start Excerpted records

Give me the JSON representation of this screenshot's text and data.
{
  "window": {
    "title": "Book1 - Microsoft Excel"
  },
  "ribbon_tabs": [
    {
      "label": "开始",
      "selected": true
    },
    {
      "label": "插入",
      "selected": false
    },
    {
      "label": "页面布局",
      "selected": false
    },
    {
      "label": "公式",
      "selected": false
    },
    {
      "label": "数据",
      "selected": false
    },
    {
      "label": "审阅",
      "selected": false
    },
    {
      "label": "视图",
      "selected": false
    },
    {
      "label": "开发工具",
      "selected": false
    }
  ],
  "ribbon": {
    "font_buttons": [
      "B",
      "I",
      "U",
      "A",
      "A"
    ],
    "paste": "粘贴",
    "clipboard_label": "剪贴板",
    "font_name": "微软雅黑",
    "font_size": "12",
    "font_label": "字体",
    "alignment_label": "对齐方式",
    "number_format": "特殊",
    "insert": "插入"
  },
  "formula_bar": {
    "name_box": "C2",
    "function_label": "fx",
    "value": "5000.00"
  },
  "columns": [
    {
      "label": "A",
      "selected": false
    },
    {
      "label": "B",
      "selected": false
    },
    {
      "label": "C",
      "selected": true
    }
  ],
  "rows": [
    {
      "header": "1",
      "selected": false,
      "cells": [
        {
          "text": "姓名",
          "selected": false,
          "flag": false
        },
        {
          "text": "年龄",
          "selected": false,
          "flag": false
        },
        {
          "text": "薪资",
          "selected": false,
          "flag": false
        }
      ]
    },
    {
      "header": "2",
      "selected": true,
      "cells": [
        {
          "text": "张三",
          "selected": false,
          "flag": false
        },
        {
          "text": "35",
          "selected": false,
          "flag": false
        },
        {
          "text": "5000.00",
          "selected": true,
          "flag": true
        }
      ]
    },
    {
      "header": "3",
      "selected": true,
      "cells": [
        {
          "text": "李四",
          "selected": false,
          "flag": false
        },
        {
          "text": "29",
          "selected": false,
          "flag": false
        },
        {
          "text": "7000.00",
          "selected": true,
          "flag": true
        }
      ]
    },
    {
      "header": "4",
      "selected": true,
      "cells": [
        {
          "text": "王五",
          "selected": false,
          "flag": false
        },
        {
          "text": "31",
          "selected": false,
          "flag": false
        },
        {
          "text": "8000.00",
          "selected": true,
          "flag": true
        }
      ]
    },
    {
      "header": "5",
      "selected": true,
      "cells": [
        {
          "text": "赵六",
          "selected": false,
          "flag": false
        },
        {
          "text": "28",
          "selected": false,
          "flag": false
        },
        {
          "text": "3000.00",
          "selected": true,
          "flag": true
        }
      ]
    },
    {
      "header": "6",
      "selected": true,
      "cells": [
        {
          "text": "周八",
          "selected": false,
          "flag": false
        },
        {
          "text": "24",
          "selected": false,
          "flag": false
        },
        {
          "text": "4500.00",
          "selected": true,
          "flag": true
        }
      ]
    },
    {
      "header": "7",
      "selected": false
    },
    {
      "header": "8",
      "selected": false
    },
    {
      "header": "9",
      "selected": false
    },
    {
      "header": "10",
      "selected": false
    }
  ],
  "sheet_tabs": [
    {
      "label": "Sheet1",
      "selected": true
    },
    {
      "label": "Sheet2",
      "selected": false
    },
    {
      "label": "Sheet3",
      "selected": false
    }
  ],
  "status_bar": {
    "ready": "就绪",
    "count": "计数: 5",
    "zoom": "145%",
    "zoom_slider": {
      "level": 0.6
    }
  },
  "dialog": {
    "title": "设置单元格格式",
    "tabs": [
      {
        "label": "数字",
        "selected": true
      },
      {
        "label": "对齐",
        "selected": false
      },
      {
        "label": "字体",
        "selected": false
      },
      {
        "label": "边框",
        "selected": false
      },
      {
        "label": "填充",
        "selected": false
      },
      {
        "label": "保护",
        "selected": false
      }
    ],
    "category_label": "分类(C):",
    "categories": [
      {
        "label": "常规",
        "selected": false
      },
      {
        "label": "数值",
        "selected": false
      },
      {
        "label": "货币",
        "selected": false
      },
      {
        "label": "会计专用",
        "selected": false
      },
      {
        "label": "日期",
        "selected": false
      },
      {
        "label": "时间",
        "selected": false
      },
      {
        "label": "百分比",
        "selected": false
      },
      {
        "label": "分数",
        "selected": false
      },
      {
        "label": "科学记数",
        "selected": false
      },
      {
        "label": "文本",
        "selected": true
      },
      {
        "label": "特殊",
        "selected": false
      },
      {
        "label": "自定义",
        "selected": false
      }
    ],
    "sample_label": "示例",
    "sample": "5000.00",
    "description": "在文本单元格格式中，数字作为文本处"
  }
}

end Excerpted records

• The request: Repeat the data precisely, reproducing every entry.

• Output below:
Give me the JSON representation of this screenshot's text and data.
{
  "window": {
    "title": "Book1 - Microsoft Excel"
  },
  "ribbon_tabs": [
    {
      "label": "开始",
      "selected": true
    },
    {
      "label": "插入",
      "selected": false
    },
    {
      "label": "页面布局",
      "selected": false
    },
    {
      "label": "公式",
      "selected": false
    },
    {
      "label": "数据",
      "selected": false
    },
    {
      "label": "审阅",
      "selected": false
    },
    {
      "label": "视图",
      "selected": false
    },
    {
      "label": "开发工具",
      "selected": false
    }
  ],
  "ribbon": {
    "font_buttons": [
      "B",
      "I",
      "U",
      "A",
      "A"
    ],
    "paste": "粘贴",
    "clipboard_label": "剪贴板",
    "font_name": "微软雅黑",
    "font_size": "12",
    "font_label": "字体",
    "alignment_label": "对齐方式",
    "number_format": "特殊",
    "insert": "插入"
  },
  "formula_bar": {
    "name_box": "C2",
    "function_label": "fx",
    "value": "5000.00"
  },
  "columns": [
    {
      "label": "A",
      "selected": false
    },
    {
      "label": "B",
      "selected": false
    },
    {
      "label": "C",
      "selected": true
    }
  ],
  "rows": [
    {
      "header": "1",
      "selected": false,
      "cells": [
        {
          "text": "姓名",
          "selected": false,
          "flag": false
        },
        {
          "text": "年龄",
          "selected": false,
          "flag": false
        },
        {
          "text": "薪资",
          "selected": false,
          "flag": false
        }
      ]
    },
    {
      "header": "2",
      "selected": true,
      "cells": [
        {
          "text": "张三",
          "selected": false,
          "flag": false
        },
        {
          "text": "35",
          "selected": false,
          "flag": false
        },
        {
          "text": "5000.00",
          "selected": true,
          "flag": true
        }
      ]
    },
    {
      "header": "3",
      "selected": true,
      "cells": [
        {
          "text": "李四",
          "selected": false,
          "flag": false
        },
        {
          "text": "29",
          "selected": false,
          "flag": false
        },
        {
          "text": "7000.00",
          "selected": true,
          "flag": true
        }
      ]
    },
    {
      "header": "4",
      "selected": true,
      "cells": [
        {
          "text": "王五",
          "selected": false,
          "flag": false
        },
        {
          "text": "31",
          "selected": false,
          "flag": false
        },
        {
          "text": "8000.00",
          "selected": true,
          "flag": true
        }
      ]
    },
    {
      "header": "5",
      "selected": true,
      "cells": [
        {
          "text": "赵六",
          "selected": false,
          "flag": false
        },
        {
          "text": "28",
          "selected": false,
          "flag": false
        },
        {
          "text": "3000.00",
          "selected": true,
          "flag": true
        }
      ]
    },
    {
      "header": "6",
      "selected": true,
      "cells": [
        {
          "text": "周八",
          "selected": false,
          "flag": false
        },
        {
          "text": "24",
          "selected": false,
          "flag": false
        },
        {
          "text": "4500.00",
          "selected": true,
          "flag": true
        }
      ]
    },
    {
      "header": "7",
      "selected": false
    },
    {
      "header": "8",
      "selected": false
    },
    {
      "header": "9",
      "selected": false
    },
    {
      "header": "10",
      "selected": false
    }
  ],
  "sheet_tabs": [
    {
      "label": "Sheet1",
      "selected": true
    },
    {
      "label": "Sheet2",
      "selected": false
    },
    {
      "label": "Sheet3",
      "selected": false
    }
  ],
  "status_bar": {
    "ready": "就绪",
    "count": "计数: 5",
    "zoom": "145%",
    "zoom_slider": {
      "level": 0.6
    }
  },
  "dialog": {
    "title": "设置单元格格式",
    "tabs": [
      {
        "label": "数字",
        "selected": true
      },
      {
        "label": "对齐",
        "selected": false
      },
      {
        "label": "字体",
        "selected": false
      },
      {
        "label": "边框",
        "selected": false
      },
      {
        "label": "填充",
        "selected": false
      },
      {
        "label": "保护",
        "selected": false
      }
    ],
    "category_label": "分类(C):",
    "categories": [
      {
        "label": "常规",
        "selected": false
      },
      {
        "label": "数值",
        "selected": false
      },
      {
        "label": "货币",
        "selected": false
      },
      {
        "label": "会计专用",
        "selected": false
      },
      {
        "label": "日期",
        "selected": false
      },
      {
        "label": "时间",
        "selected": false
      },
      {
        "label": "百分比",
        "selected": false
      },
      {
        "label": "分数",
        "selected": false
      },
      {
        "label": "科学记数",
        "selected": false
      },
      {
        "label": "文本",
        "selected": true
      },
      {
        "label": "特殊",
        "selected": false
      },
      {
        "label": "自定义",
        "selected": false
      }
    ],
    "sample_label": "示例",
    "sample": "5000.00",
    "description": "在文本单元格格式中，数字作为文本处"
  }
}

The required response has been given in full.